◆ REQUEST: Leave the pictures out. Return all other data exactly.
+ + +
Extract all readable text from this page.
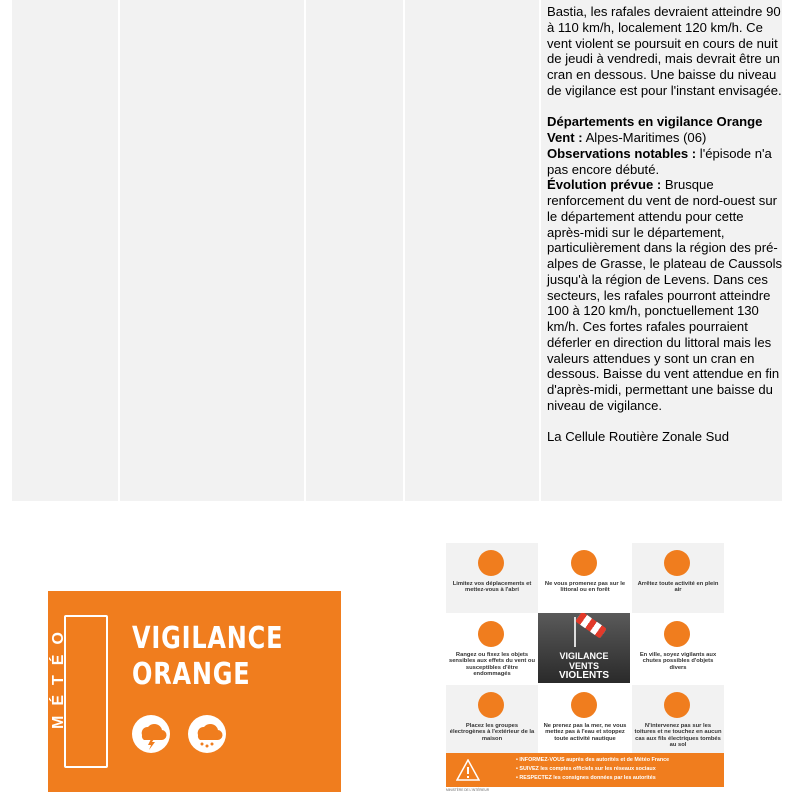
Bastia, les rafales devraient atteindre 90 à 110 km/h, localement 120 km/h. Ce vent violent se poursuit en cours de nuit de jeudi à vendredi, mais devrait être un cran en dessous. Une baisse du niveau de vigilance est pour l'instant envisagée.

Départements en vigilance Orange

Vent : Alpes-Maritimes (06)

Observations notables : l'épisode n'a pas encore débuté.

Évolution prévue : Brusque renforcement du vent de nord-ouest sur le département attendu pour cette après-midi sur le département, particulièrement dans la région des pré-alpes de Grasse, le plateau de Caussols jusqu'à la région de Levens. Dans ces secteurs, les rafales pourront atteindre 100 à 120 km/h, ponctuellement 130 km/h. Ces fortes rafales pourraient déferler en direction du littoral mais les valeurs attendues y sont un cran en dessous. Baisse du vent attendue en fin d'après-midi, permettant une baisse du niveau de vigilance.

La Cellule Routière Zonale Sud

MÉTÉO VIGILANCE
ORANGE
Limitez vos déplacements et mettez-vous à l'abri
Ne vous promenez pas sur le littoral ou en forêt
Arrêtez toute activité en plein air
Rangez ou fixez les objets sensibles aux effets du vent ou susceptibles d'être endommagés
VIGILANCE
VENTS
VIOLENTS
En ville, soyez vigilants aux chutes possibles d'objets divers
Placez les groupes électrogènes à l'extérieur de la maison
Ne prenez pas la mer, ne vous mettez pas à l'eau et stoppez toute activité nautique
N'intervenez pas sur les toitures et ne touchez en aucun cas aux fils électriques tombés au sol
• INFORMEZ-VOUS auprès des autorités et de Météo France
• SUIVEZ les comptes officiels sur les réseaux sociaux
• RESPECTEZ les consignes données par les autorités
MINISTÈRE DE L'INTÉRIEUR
+ + +
◆ REPLY:
Extract all readable text from this page.
Bastia, les rafales devraient atteindre 90 à 110 km/h, localement 120 km/h. Ce vent violent se poursuit en cours de nuit de jeudi à vendredi, mais devrait être un cran en dessous. Une baisse du niveau de vigilance est pour l'instant envisagée.

Départements en vigilance Orange

Vent : Alpes-Maritimes (06)

Observations notables : l'épisode n'a pas encore débuté.

Évolution prévue : Brusque renforcement du vent de nord-ouest sur le département attendu pour cette après-midi sur le département, particulièrement dans la région des pré-alpes de Grasse, le plateau de Caussols jusqu'à la région de Levens. Dans ces secteurs, les rafales pourront atteindre 100 à 120 km/h, ponctuellement 130 km/h. Ces fortes rafales pourraient déferler en direction du littoral mais les valeurs attendues y sont un cran en dessous. Baisse du vent attendue en fin d'après-midi, permettant une baisse du niveau de vigilance.

La Cellule Routière Zonale Sud

MÉTÉO VIGILANCE
ORANGE
Limitez vos déplacements et mettez-vous à l'abri
Ne vous promenez pas sur le littoral ou en forêt
Arrêtez toute activité en plein air
Rangez ou fixez les objets sensibles aux effets du vent ou susceptibles d'être endommagés
VIGILANCE
VENTS
VIOLENTS
En ville, soyez vigilants aux chutes possibles d'objets divers
Placez les groupes électrogènes à l'extérieur de la maison
Ne prenez pas la mer, ne vous mettez pas à l'eau et stoppez toute activité nautique
N'intervenez pas sur les toitures et ne touchez en aucun cas aux fils électriques tombés au sol
• INFORMEZ-VOUS auprès des autorités et de Météo France
• SUIVEZ les comptes officiels sur les réseaux sociaux
• RESPECTEZ les consignes données par les autorités
MINISTÈRE DE L'INTÉRIEUR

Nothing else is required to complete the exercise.